SHORT EXERCISE - Identify, in the records below, every line where the string "TestTwo" appears, and copy each such line.

— begin —

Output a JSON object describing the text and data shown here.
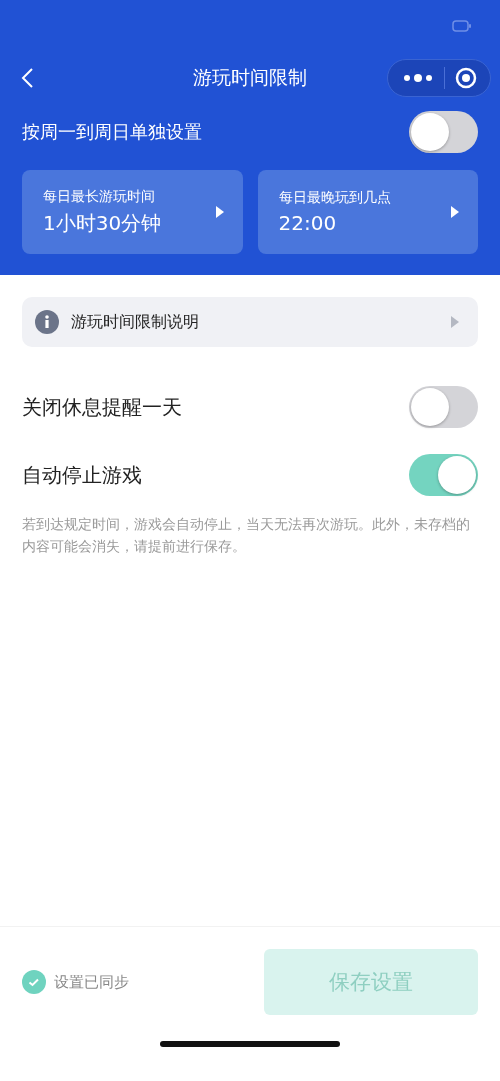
{
  "nav": {
    "title": "游玩时间限制"
  },
  "weekly": {
    "label": "按周一到周日单独设置",
    "on": false
  },
  "cards": [
    {
      "label": "每日最长游玩时间",
      "value": "1小时30分钟"
    },
    {
      "label": "每日最晚玩到几点",
      "value": "22:00"
    }
  ],
  "info": {
    "label": "游玩时间限制说明"
  },
  "settings": [
    {
      "label": "关闭休息提醒一天",
      "on": false
    },
    {
      "label": "自动停止游戏",
      "on": true
    }
  ],
  "note": "若到达规定时间，游戏会自动停止，当天无法再次游玩。此外，未存档的内容可能会消失，请提前进行保存。",
  "footer": {
    "status": "设置已同步",
    "button": {
      "label": "保存设置",
      "disabled": true
    }
  }
}
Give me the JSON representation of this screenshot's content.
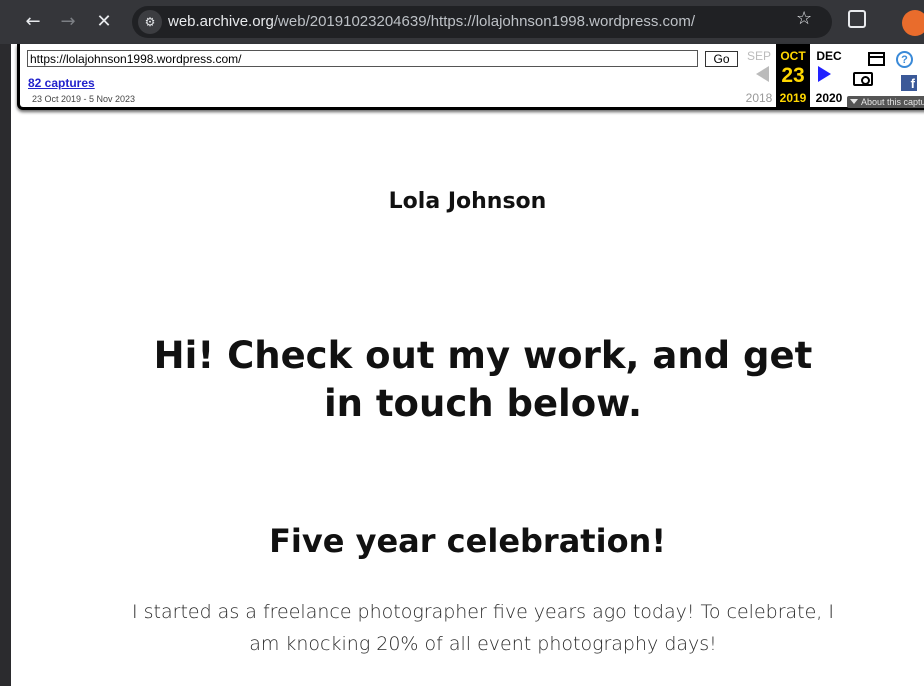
{
  "browser": {
    "url_host": "web.archive.org",
    "url_path": "/web/20191023204639/https://lolajohnson1998.wordpress.com/",
    "icons": [
      "back-icon",
      "forward-icon",
      "stop-icon",
      "site-info-icon",
      "star-icon",
      "extensions-icon",
      "profile-icon"
    ]
  },
  "wayback": {
    "url_value": "https://lolajohnson1998.wordpress.com/",
    "go_label": "Go",
    "captures_label": "82 captures",
    "date_range": "23 Oct 2019 - 5 Nov 2023",
    "prev_month": "SEP",
    "cur_month": "OCT",
    "next_month": "DEC",
    "cur_day": "23",
    "prev_year": "2018",
    "cur_year": "2019",
    "next_year": "2020",
    "about_label": "About this capture",
    "fb_letter": "f",
    "help_glyph": "?"
  },
  "page": {
    "site_title": "Lola Johnson",
    "hero_heading": "Hi! Check out my work, and get in touch below.",
    "section_heading": "Five year celebration!",
    "section_text": "I started as a freelance photographer five years ago today! To celebrate, I am knocking 20% of all event photography days!"
  },
  "colors": {
    "chrome_bg": "#35363a",
    "omnibox_bg": "#202124",
    "wayback_highlight": "#ffd700",
    "wayback_link": "#2222cc",
    "text_dark": "#111111"
  }
}
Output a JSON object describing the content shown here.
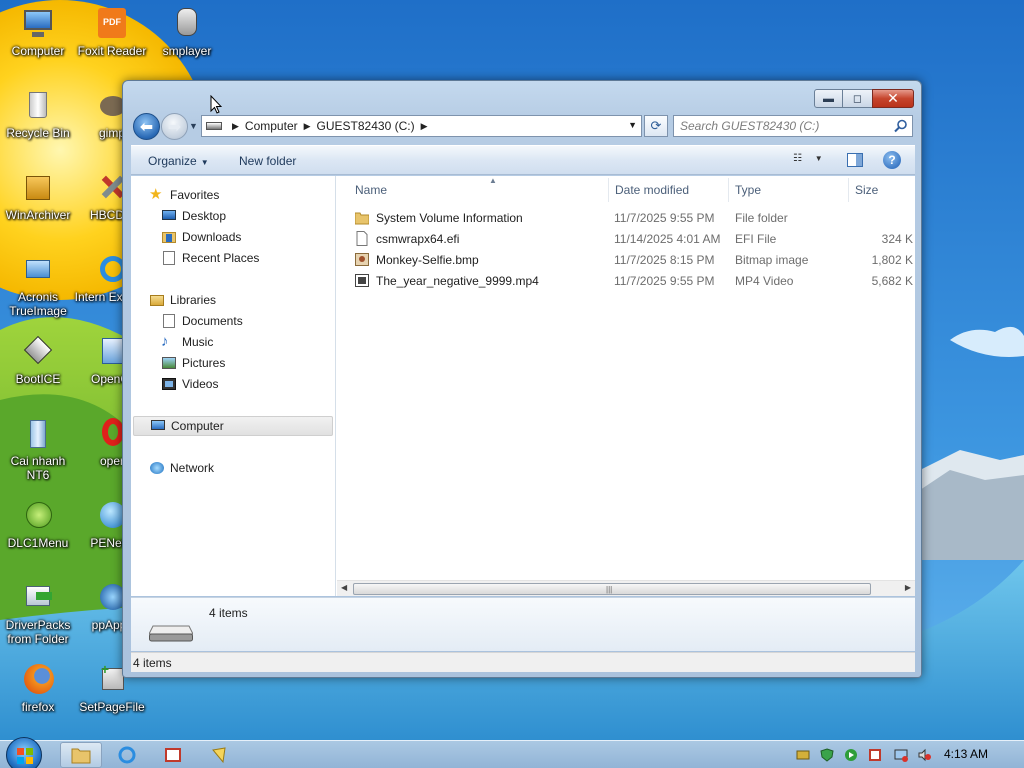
{
  "desktop": {
    "icons": [
      {
        "label": "Computer"
      },
      {
        "label": "Foxit Reader"
      },
      {
        "label": "smplayer"
      },
      {
        "label": "Recycle Bin"
      },
      {
        "label": "gimp"
      },
      {
        "label": "WinArchiver"
      },
      {
        "label": "HBCDM"
      },
      {
        "label": "Acronis TrueImage"
      },
      {
        "label": "Intern Explore"
      },
      {
        "label": "BootICE"
      },
      {
        "label": "OpenOf"
      },
      {
        "label": "Cai nhanh NT6"
      },
      {
        "label": "oper"
      },
      {
        "label": "DLC1Menu"
      },
      {
        "label": "PENetw"
      },
      {
        "label": "DriverPacks from Folder"
      },
      {
        "label": "ppApps"
      },
      {
        "label": "firefox"
      },
      {
        "label": "SetPageFile"
      }
    ]
  },
  "window": {
    "caption_buttons": {
      "minimize": "▬",
      "maximize": "◻",
      "close": "✕"
    },
    "breadcrumb": [
      "Computer",
      "GUEST82430 (C:)"
    ],
    "search_placeholder": "Search GUEST82430 (C:)",
    "toolbar": {
      "organize": "Organize",
      "new_folder": "New folder"
    },
    "nav": {
      "favorites": "Favorites",
      "favorites_items": [
        "Desktop",
        "Downloads",
        "Recent Places"
      ],
      "libraries": "Libraries",
      "libraries_items": [
        "Documents",
        "Music",
        "Pictures",
        "Videos"
      ],
      "computer": "Computer",
      "network": "Network"
    },
    "columns": {
      "name": "Name",
      "date": "Date modified",
      "type": "Type",
      "size": "Size"
    },
    "files": [
      {
        "name": "System Volume Information",
        "date": "11/7/2025 9:55 PM",
        "type": "File folder",
        "size": "",
        "icon": "folder-icon"
      },
      {
        "name": "csmwrapx64.efi",
        "date": "11/14/2025 4:01 AM",
        "type": "EFI File",
        "size": "324 K",
        "icon": "file-icon"
      },
      {
        "name": "Monkey-Selfie.bmp",
        "date": "11/7/2025 8:15 PM",
        "type": "Bitmap image",
        "size": "1,802 K",
        "icon": "bitmap-icon"
      },
      {
        "name": "The_year_negative_9999.mp4",
        "date": "11/7/2025 9:55 PM",
        "type": "MP4 Video",
        "size": "5,682 K",
        "icon": "video-icon"
      }
    ],
    "details_count": "4 items",
    "status": "4 items"
  },
  "taskbar": {
    "clock": "4:13 AM"
  },
  "colors": {
    "accent": "#2a6cc0",
    "window_frame": "#b6cce4",
    "close_button": "#c6452d"
  }
}
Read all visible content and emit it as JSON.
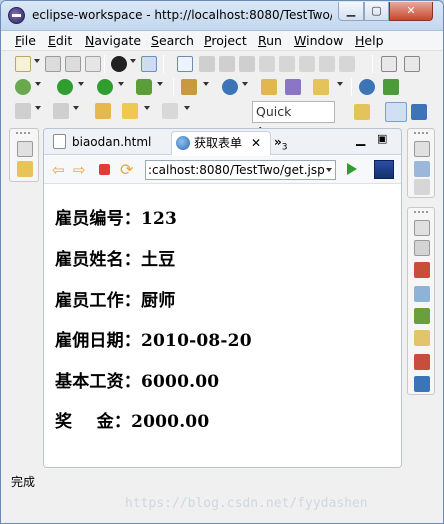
{
  "window": {
    "title": "eclipse-workspace - http://localhost:8080/TestTwo/..."
  },
  "menu": [
    {
      "key": "F",
      "rest": "ile"
    },
    {
      "key": "E",
      "rest": "dit"
    },
    {
      "key": "N",
      "rest": "avigate"
    },
    {
      "key": "S",
      "rest": "earch"
    },
    {
      "key": "P",
      "rest": "roject"
    },
    {
      "key": "R",
      "rest": "un"
    },
    {
      "key": "W",
      "rest": "indow"
    },
    {
      "key": "H",
      "rest": "elp"
    }
  ],
  "toolbar": {
    "quick_access": "Quick Access"
  },
  "tabs": {
    "tab1": "biaodan.html",
    "tab2": "获取表单",
    "more": "»",
    "more_count": "3"
  },
  "nav": {
    "url": ":calhost:8080/TestTwo/get.jsp"
  },
  "content": {
    "lines": [
      "雇员编号：123",
      "雇员姓名：土豆",
      "雇员工作：厨师",
      "雇佣日期：2010-08-20",
      "基本工资：6000.00",
      "奖    金：2000.00"
    ]
  },
  "status": {
    "text": "完成"
  },
  "watermark": {
    "text": "https://blog.csdn.net/fyydashen"
  },
  "colors": {
    "accent": "#3d74b8",
    "run_green": "#2f9e2f",
    "stop_red": "#e53935"
  }
}
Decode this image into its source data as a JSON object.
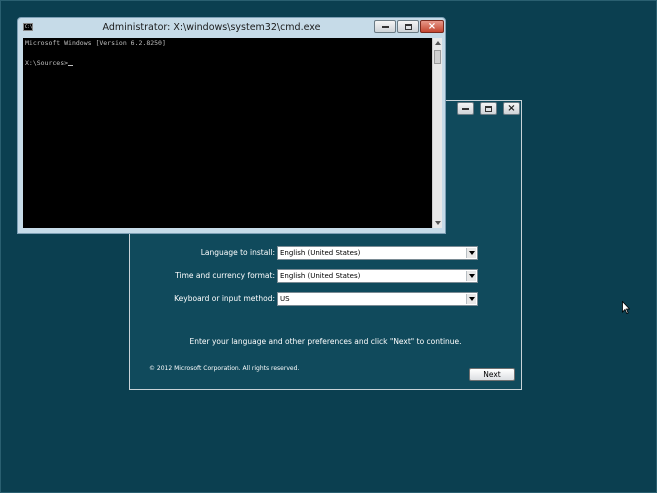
{
  "setup_window": {
    "fields": [
      {
        "label": "Language to install:",
        "value": "English (United States)"
      },
      {
        "label": "Time and currency format:",
        "value": "English (United States)"
      },
      {
        "label": "Keyboard or input method:",
        "value": "US"
      }
    ],
    "instruction": "Enter your language and other preferences and click \"Next\" to continue.",
    "copyright": "© 2012 Microsoft Corporation. All rights reserved.",
    "next_label": "Next"
  },
  "cmd_window": {
    "title": "Administrator: X:\\windows\\system32\\cmd.exe",
    "icon_text": "C:\\",
    "lines": [
      "Microsoft Windows [Version 6.2.8250]",
      "",
      "X:\\Sources>"
    ]
  },
  "icons": {
    "minimize": "minimize-icon",
    "maximize": "maximize-icon",
    "close": "close-icon",
    "cmd": "cmd-icon",
    "pointer": "mouse-pointer-icon"
  },
  "colors": {
    "desktop": "#0b3f50",
    "setup_background": "#104a5c",
    "console_background": "#000000",
    "console_text": "#c0c0c0",
    "cmd_chrome": "#c6dbe8",
    "close_button": "#c4452f"
  }
}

— end —

TASK ANSWER -
    "title": "eclipse-workspace - http://localhost:8080/TestTwo/..."
    "url": ":calhost:8080/TestTwo/get.jsp"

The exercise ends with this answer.